## Problem to work on
Locate the word "this" in the data below, then copy every line that holds it.

## Entries provided

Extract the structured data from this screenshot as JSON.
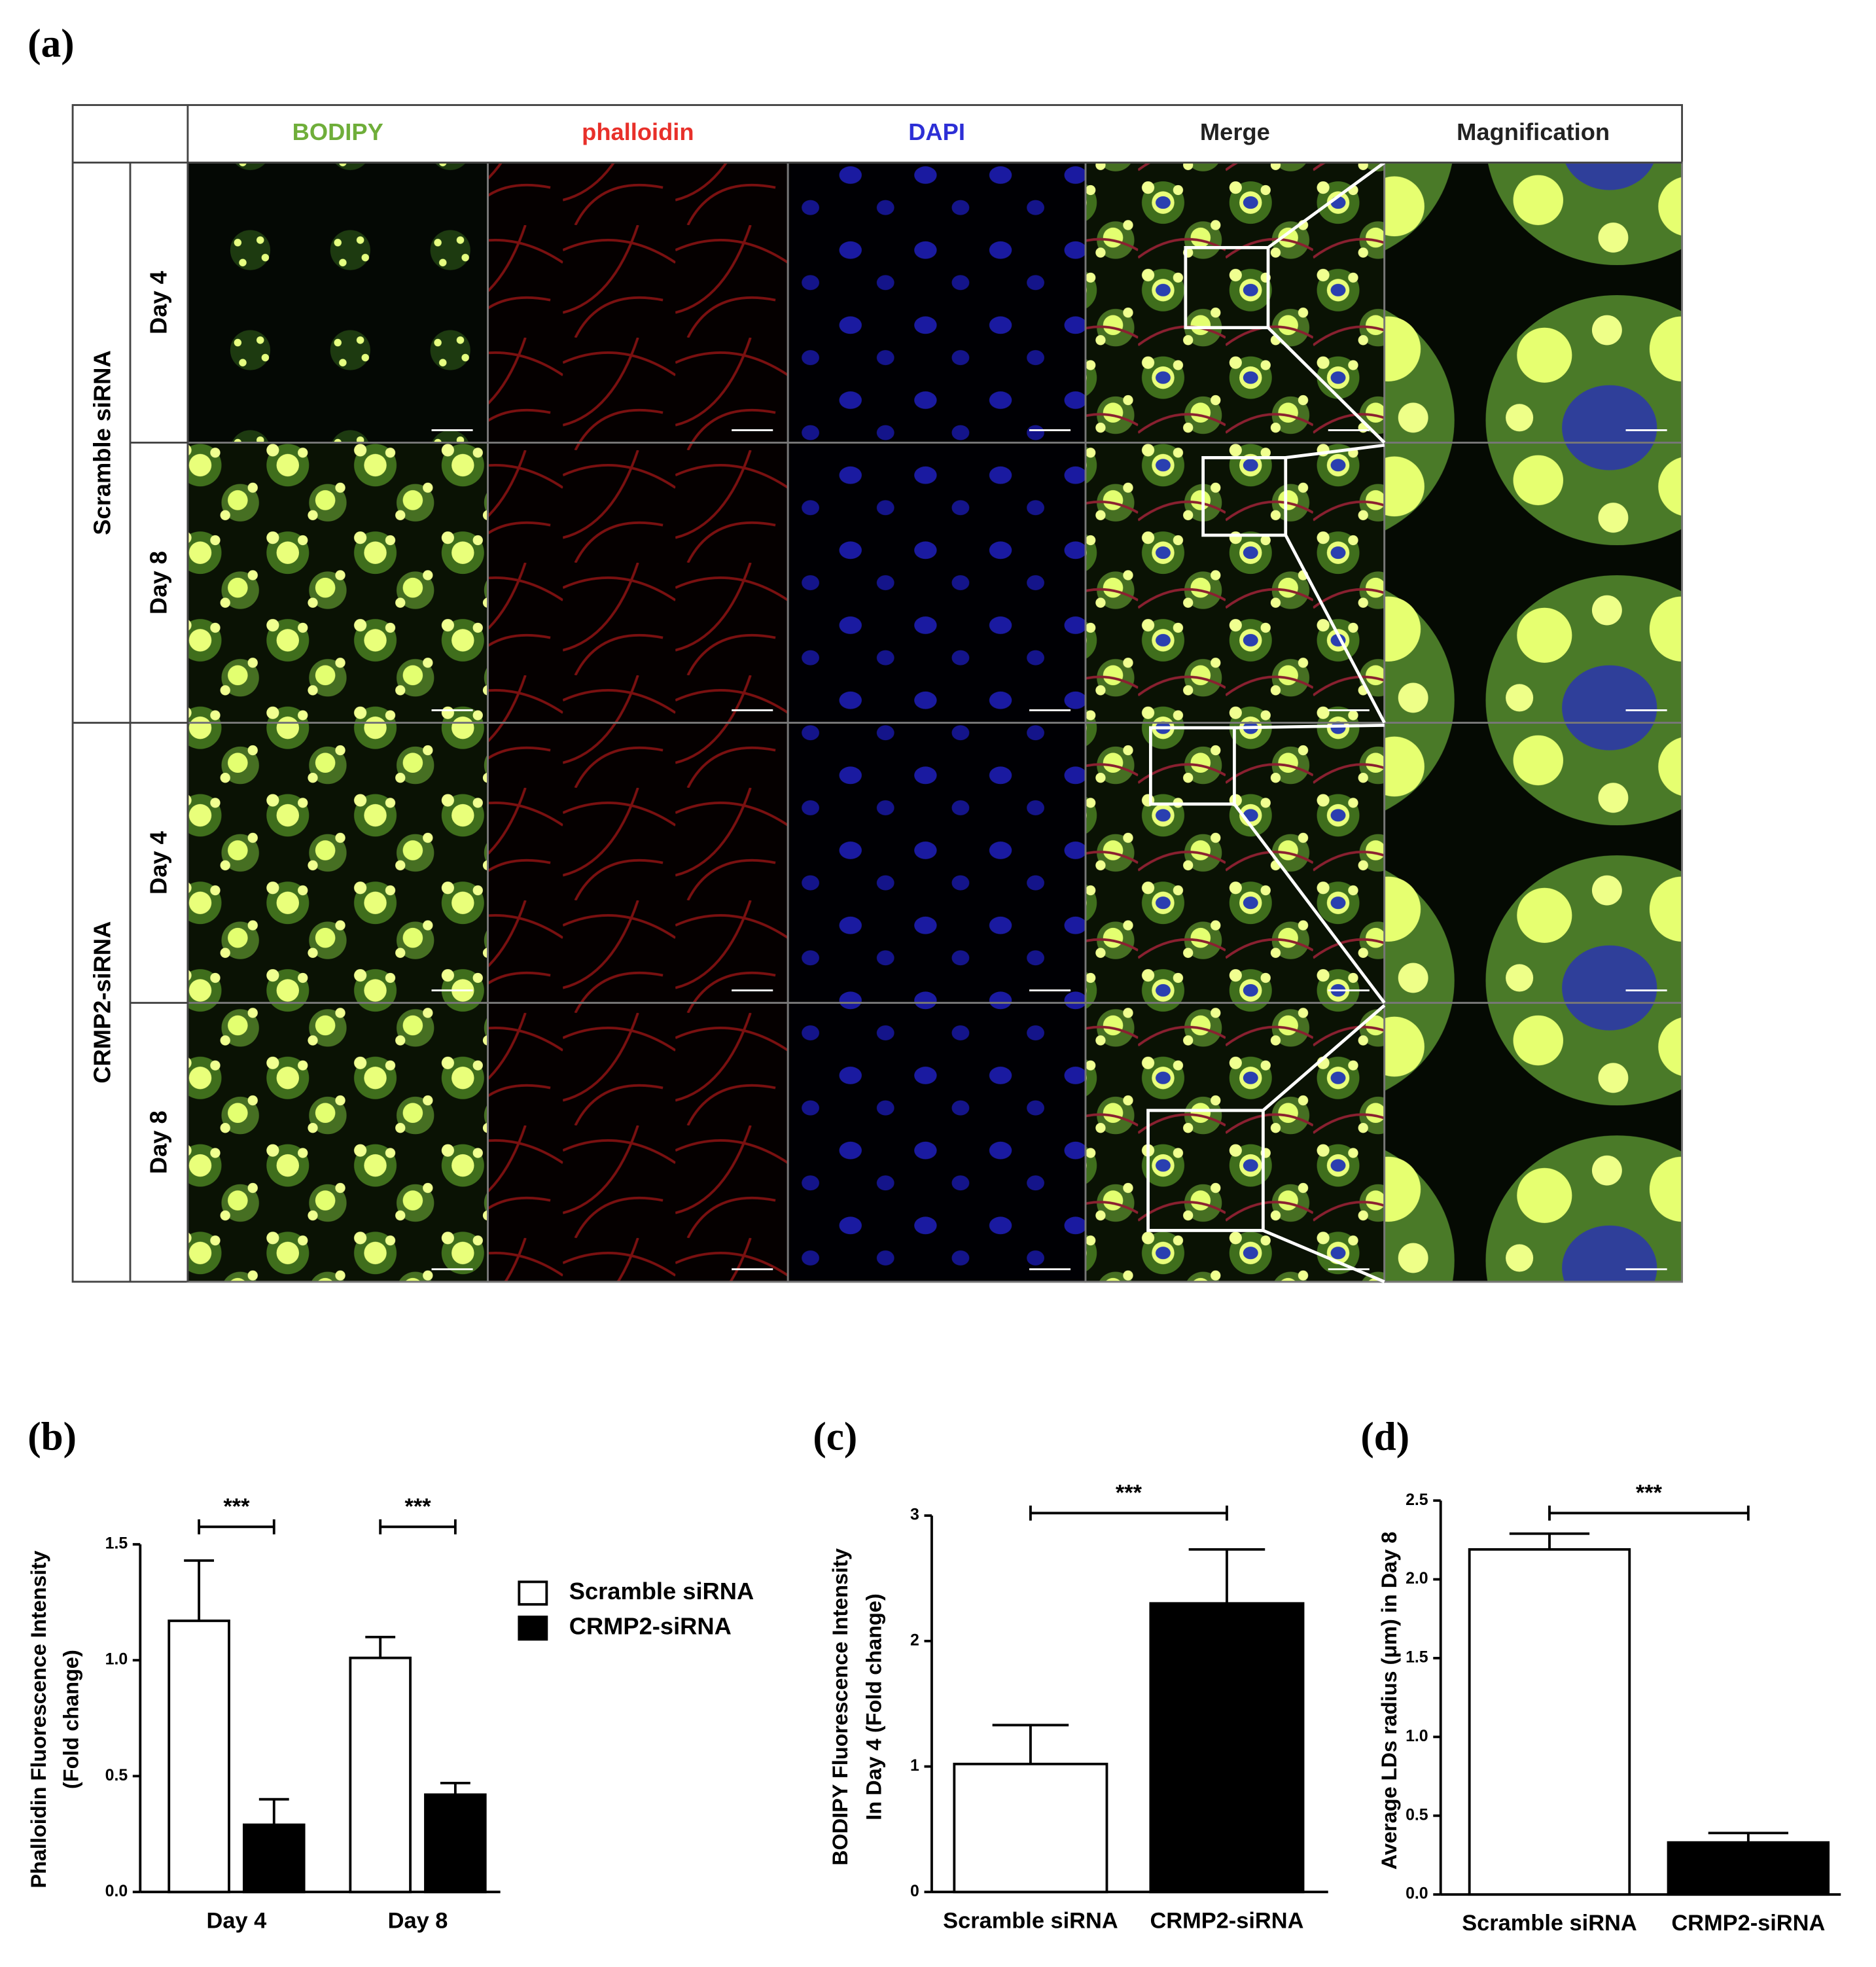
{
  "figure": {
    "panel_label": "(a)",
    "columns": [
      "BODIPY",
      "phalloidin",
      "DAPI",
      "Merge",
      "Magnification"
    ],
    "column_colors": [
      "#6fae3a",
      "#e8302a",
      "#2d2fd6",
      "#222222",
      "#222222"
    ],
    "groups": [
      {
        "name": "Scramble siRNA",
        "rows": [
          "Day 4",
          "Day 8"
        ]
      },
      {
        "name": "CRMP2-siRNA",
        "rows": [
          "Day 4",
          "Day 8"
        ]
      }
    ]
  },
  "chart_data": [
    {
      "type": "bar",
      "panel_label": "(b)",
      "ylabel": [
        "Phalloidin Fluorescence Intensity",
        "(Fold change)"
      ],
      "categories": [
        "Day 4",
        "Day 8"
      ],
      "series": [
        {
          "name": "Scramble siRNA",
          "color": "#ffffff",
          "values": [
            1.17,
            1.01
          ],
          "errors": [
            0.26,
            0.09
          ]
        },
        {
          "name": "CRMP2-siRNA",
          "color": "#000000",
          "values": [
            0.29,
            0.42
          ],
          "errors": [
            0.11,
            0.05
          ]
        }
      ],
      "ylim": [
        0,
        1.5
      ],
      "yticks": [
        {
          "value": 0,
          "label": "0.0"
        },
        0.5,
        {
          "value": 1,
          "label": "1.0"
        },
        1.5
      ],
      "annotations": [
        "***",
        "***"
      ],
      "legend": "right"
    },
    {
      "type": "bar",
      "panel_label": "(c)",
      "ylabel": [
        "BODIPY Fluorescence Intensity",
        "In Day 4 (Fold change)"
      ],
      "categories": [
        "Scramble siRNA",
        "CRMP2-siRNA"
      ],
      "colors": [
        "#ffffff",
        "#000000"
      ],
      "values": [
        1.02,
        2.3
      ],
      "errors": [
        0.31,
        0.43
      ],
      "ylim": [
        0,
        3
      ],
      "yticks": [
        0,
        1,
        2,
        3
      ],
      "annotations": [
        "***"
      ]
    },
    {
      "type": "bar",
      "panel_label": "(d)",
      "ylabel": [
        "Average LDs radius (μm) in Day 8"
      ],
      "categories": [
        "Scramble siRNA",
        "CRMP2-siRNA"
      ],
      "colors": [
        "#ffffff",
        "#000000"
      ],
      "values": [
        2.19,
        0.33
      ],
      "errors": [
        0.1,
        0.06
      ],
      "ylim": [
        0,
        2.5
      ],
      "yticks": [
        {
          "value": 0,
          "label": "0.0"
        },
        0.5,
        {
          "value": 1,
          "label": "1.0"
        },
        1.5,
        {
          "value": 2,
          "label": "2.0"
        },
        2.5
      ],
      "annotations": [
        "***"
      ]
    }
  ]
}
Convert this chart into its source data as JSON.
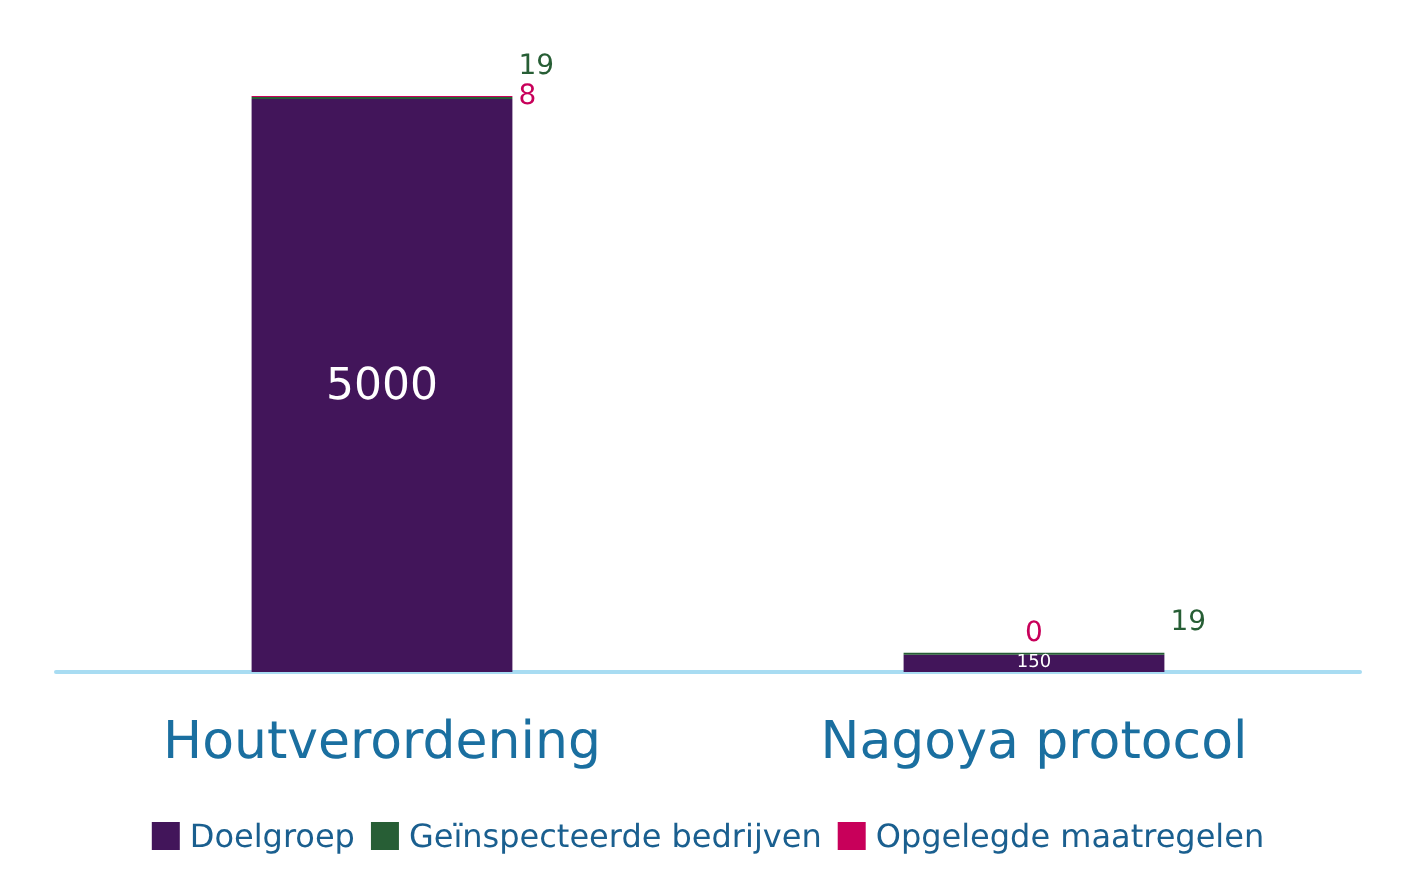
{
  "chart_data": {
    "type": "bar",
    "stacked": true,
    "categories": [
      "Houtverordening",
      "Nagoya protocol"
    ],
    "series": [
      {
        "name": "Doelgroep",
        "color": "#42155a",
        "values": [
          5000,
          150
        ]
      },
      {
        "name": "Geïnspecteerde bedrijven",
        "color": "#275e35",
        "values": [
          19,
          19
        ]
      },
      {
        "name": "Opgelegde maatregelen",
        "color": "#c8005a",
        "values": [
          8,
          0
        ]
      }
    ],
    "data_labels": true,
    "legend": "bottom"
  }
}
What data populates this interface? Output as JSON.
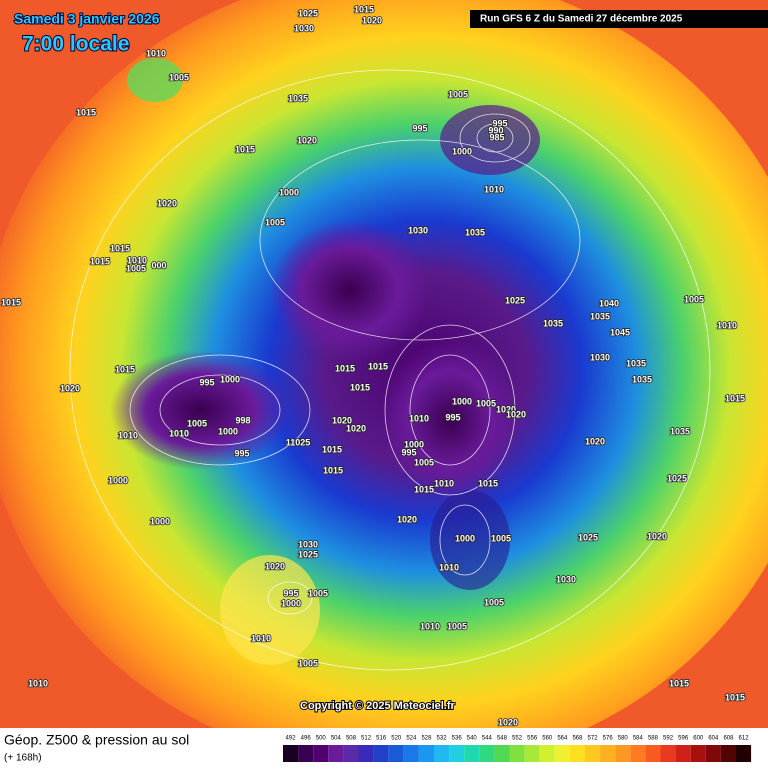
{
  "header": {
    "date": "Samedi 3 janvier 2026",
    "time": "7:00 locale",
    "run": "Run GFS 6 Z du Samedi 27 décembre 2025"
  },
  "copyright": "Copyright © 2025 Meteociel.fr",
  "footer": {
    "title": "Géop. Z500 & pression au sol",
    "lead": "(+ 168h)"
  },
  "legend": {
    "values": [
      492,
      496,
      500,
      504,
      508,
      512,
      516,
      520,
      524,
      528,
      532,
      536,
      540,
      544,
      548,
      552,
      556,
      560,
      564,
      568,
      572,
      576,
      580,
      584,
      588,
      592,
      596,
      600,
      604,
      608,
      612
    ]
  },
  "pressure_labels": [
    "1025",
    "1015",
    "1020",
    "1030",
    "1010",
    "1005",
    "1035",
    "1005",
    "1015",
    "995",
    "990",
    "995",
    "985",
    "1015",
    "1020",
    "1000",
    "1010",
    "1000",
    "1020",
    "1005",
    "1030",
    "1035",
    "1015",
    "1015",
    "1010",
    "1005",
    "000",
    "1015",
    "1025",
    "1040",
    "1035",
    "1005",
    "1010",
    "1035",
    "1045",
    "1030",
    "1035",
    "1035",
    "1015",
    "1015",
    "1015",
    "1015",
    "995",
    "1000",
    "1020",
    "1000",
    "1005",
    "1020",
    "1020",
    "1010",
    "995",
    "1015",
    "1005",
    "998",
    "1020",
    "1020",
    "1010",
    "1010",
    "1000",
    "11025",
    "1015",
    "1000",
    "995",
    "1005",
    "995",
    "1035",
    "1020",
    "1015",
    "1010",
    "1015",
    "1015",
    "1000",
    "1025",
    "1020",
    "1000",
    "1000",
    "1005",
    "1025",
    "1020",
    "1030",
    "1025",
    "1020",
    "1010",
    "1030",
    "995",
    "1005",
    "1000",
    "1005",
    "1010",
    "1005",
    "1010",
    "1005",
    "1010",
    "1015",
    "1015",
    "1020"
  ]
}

## Full response
Extract the structured data from this screenshot as JSON.
Convert this chart into its source data as JSON.
What data populates this interface? Output as JSON.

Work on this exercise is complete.